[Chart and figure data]
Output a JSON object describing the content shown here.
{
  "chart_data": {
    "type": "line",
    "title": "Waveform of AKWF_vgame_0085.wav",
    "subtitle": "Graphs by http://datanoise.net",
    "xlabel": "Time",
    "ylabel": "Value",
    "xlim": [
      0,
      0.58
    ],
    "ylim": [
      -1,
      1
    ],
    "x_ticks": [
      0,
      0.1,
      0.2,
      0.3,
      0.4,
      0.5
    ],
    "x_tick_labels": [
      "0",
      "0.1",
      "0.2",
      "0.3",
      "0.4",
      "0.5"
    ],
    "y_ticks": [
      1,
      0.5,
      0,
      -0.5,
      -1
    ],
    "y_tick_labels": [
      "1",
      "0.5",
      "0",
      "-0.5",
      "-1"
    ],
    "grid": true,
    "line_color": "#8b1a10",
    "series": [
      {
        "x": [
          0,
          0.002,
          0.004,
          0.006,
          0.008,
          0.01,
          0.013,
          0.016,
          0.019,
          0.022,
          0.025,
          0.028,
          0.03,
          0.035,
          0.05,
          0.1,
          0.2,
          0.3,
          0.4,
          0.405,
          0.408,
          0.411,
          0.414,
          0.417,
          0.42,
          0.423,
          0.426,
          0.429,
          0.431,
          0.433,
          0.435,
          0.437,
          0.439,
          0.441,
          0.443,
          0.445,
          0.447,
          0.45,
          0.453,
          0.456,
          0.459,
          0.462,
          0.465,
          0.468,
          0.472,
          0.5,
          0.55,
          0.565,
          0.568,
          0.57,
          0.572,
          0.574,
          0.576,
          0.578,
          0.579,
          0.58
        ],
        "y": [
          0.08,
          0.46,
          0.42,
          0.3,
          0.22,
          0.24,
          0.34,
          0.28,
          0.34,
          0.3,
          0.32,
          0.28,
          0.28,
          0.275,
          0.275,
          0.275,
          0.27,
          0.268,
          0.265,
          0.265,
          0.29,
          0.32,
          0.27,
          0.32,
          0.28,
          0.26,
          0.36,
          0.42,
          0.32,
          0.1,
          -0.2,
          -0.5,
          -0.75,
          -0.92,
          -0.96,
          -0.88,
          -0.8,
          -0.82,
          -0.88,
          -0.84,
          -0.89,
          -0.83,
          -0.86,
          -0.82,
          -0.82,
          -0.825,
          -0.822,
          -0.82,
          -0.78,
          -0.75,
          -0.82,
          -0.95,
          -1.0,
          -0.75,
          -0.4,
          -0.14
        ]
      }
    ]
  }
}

- Written request -
All of the records must be retyped exactly as they are.

- Response -
Output a JSON object describing the content shown here.
{
  "chart_data": {
    "type": "line",
    "title": "Waveform of AKWF_vgame_0085.wav",
    "subtitle": "Graphs by http://datanoise.net",
    "xlabel": "Time",
    "ylabel": "Value",
    "xlim": [
      0,
      0.58
    ],
    "ylim": [
      -1,
      1
    ],
    "x_ticks": [
      0,
      0.1,
      0.2,
      0.3,
      0.4,
      0.5
    ],
    "x_tick_labels": [
      "0",
      "0.1",
      "0.2",
      "0.3",
      "0.4",
      "0.5"
    ],
    "y_ticks": [
      1,
      0.5,
      0,
      -0.5,
      -1
    ],
    "y_tick_labels": [
      "1",
      "0.5",
      "0",
      "-0.5",
      "-1"
    ],
    "grid": true,
    "line_color": "#8b1a10",
    "series": [
      {
        "x": [
          0,
          0.002,
          0.004,
          0.006,
          0.008,
          0.01,
          0.013,
          0.016,
          0.019,
          0.022,
          0.025,
          0.028,
          0.03,
          0.035,
          0.05,
          0.1,
          0.2,
          0.3,
          0.4,
          0.405,
          0.408,
          0.411,
          0.414,
          0.417,
          0.42,
          0.423,
          0.426,
          0.429,
          0.431,
          0.433,
          0.435,
          0.437,
          0.439,
          0.441,
          0.443,
          0.445,
          0.447,
          0.45,
          0.453,
          0.456,
          0.459,
          0.462,
          0.465,
          0.468,
          0.472,
          0.5,
          0.55,
          0.565,
          0.568,
          0.57,
          0.572,
          0.574,
          0.576,
          0.578,
          0.579,
          0.58
        ],
        "y": [
          0.08,
          0.46,
          0.42,
          0.3,
          0.22,
          0.24,
          0.34,
          0.28,
          0.34,
          0.3,
          0.32,
          0.28,
          0.28,
          0.275,
          0.275,
          0.275,
          0.27,
          0.268,
          0.265,
          0.265,
          0.29,
          0.32,
          0.27,
          0.32,
          0.28,
          0.26,
          0.36,
          0.42,
          0.32,
          0.1,
          -0.2,
          -0.5,
          -0.75,
          -0.92,
          -0.96,
          -0.88,
          -0.8,
          -0.82,
          -0.88,
          -0.84,
          -0.89,
          -0.83,
          -0.86,
          -0.82,
          -0.82,
          -0.825,
          -0.822,
          -0.82,
          -0.78,
          -0.75,
          -0.82,
          -0.95,
          -1.0,
          -0.75,
          -0.4,
          -0.14
        ]
      }
    ]
  }
}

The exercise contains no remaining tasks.